▸ **What is being asked**
Of the lines below, count those containing the word "영조물이". Reply with the number alone.

▸ **Information provided**
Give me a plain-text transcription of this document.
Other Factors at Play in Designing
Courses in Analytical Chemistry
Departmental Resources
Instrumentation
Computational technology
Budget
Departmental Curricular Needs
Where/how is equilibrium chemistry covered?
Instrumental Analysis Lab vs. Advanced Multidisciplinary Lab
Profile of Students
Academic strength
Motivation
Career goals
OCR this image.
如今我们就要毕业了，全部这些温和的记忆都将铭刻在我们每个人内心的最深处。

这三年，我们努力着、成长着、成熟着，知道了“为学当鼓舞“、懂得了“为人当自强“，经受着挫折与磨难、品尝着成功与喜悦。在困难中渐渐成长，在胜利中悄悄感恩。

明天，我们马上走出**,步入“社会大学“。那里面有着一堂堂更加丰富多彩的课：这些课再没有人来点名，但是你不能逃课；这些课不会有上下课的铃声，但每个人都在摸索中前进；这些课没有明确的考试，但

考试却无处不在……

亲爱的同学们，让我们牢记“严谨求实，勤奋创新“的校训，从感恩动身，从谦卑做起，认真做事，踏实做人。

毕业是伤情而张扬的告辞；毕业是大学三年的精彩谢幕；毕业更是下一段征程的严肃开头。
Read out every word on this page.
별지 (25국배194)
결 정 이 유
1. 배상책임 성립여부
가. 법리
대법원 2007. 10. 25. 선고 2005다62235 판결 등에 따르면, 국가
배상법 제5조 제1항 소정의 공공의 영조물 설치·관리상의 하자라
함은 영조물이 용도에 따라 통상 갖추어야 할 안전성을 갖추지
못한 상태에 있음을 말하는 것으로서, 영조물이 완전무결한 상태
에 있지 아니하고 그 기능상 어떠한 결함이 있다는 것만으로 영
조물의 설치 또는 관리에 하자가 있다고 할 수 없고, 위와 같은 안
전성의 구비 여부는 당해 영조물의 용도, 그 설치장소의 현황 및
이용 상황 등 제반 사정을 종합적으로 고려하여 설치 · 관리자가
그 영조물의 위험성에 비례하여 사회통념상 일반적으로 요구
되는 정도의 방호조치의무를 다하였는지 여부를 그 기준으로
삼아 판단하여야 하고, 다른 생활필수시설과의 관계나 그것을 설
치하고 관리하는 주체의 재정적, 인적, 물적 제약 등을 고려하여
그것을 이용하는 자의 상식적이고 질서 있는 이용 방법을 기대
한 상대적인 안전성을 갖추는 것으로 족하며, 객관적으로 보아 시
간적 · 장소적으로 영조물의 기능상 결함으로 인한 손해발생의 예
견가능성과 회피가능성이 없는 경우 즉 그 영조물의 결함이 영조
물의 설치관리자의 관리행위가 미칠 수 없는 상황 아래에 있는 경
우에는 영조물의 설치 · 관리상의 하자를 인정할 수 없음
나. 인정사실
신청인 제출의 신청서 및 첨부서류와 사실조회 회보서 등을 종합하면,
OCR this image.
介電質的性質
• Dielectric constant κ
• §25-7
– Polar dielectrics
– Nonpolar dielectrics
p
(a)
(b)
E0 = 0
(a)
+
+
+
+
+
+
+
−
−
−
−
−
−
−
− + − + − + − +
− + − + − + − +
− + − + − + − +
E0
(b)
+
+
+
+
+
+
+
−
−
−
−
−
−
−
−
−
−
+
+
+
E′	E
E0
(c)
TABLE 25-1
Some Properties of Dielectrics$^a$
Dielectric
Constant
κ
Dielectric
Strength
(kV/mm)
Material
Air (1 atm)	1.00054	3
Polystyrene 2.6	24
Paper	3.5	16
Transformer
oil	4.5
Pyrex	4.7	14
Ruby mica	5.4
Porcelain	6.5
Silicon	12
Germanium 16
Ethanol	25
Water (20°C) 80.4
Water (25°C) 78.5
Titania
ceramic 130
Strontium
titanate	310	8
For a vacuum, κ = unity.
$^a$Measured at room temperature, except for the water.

▸ **Exercise answer**
2